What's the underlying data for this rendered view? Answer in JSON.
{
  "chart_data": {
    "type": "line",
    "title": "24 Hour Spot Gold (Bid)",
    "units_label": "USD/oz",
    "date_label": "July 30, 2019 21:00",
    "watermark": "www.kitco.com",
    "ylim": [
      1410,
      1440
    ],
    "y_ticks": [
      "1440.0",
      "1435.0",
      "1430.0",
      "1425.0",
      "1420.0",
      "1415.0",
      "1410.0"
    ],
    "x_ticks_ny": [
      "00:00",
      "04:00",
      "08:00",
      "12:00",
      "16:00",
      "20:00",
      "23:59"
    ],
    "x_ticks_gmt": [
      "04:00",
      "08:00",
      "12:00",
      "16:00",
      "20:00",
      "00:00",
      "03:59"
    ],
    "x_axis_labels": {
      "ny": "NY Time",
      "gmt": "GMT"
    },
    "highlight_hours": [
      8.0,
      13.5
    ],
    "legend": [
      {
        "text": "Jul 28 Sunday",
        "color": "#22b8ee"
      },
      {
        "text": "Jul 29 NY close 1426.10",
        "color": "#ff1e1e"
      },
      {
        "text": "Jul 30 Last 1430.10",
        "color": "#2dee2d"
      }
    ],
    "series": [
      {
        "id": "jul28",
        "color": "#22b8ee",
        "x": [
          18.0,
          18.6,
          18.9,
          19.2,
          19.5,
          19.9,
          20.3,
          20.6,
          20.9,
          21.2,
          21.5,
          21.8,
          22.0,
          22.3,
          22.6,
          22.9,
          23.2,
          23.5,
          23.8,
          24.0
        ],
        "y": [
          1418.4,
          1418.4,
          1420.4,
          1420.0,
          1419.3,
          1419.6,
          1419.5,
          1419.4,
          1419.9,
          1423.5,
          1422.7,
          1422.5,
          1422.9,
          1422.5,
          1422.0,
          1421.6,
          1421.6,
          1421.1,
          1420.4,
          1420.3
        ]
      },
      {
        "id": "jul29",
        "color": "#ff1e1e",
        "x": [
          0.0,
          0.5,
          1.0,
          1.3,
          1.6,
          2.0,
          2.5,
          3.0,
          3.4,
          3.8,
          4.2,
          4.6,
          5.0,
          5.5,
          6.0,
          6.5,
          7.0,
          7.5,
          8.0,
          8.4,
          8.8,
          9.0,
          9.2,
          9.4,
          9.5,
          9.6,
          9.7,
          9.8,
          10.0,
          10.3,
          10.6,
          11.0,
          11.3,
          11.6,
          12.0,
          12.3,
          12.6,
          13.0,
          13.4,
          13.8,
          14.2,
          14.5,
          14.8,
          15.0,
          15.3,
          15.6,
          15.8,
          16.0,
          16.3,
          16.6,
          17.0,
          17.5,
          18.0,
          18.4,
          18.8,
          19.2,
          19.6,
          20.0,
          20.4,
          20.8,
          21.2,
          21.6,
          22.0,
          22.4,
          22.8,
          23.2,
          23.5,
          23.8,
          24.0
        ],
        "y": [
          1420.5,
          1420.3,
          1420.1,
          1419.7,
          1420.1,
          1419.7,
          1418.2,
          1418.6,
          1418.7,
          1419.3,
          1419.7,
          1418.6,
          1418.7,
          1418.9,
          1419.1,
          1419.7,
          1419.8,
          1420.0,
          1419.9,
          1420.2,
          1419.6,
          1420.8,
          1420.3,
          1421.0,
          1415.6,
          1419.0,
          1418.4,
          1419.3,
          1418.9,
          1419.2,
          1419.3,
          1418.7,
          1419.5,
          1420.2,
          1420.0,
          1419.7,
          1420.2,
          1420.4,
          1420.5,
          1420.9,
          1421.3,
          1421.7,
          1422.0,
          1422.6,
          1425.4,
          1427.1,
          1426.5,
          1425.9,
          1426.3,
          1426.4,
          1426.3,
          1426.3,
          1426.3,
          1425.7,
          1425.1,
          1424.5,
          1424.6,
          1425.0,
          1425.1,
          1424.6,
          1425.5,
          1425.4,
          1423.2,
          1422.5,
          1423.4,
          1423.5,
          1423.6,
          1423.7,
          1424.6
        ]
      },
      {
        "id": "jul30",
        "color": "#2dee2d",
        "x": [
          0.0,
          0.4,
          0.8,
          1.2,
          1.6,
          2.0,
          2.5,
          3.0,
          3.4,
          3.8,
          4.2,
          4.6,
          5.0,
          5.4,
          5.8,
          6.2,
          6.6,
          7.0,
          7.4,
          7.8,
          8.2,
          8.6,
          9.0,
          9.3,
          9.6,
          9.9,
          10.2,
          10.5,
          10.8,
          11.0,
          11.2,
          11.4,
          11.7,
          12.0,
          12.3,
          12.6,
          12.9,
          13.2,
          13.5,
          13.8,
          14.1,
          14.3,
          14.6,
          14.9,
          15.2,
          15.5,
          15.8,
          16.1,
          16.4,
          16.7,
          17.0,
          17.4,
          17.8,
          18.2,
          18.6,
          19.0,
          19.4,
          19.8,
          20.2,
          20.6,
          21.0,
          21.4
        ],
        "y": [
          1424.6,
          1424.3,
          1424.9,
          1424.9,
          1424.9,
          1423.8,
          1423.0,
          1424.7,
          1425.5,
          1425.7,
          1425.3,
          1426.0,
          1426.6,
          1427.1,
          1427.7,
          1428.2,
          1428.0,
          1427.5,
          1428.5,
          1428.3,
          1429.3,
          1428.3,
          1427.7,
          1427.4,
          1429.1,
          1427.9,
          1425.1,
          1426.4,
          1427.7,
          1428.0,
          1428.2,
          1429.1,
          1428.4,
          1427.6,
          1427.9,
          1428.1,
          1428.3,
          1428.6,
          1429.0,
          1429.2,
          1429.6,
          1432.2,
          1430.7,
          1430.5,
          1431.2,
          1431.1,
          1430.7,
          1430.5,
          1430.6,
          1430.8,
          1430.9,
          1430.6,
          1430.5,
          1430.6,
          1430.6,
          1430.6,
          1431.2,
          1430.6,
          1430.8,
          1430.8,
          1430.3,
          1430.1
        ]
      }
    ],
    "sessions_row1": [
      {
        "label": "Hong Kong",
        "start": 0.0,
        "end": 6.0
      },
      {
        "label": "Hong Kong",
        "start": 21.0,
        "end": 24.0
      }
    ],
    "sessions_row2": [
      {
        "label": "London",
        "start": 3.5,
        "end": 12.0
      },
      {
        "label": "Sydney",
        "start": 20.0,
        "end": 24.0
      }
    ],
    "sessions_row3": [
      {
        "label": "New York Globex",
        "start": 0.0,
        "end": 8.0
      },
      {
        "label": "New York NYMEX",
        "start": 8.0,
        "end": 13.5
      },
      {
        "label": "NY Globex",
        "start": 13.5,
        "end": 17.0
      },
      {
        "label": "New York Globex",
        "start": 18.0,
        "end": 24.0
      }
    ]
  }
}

## What you need to do
Copy each line holding the word "start" from the listing above.

## The response
        "start": 0.0,
        "start": 21.0,
        "start": 3.5,
        "start": 20.0,
        "start": 0.0,
        "start": 8.0,
        "start": 13.5,
        "start": 18.0,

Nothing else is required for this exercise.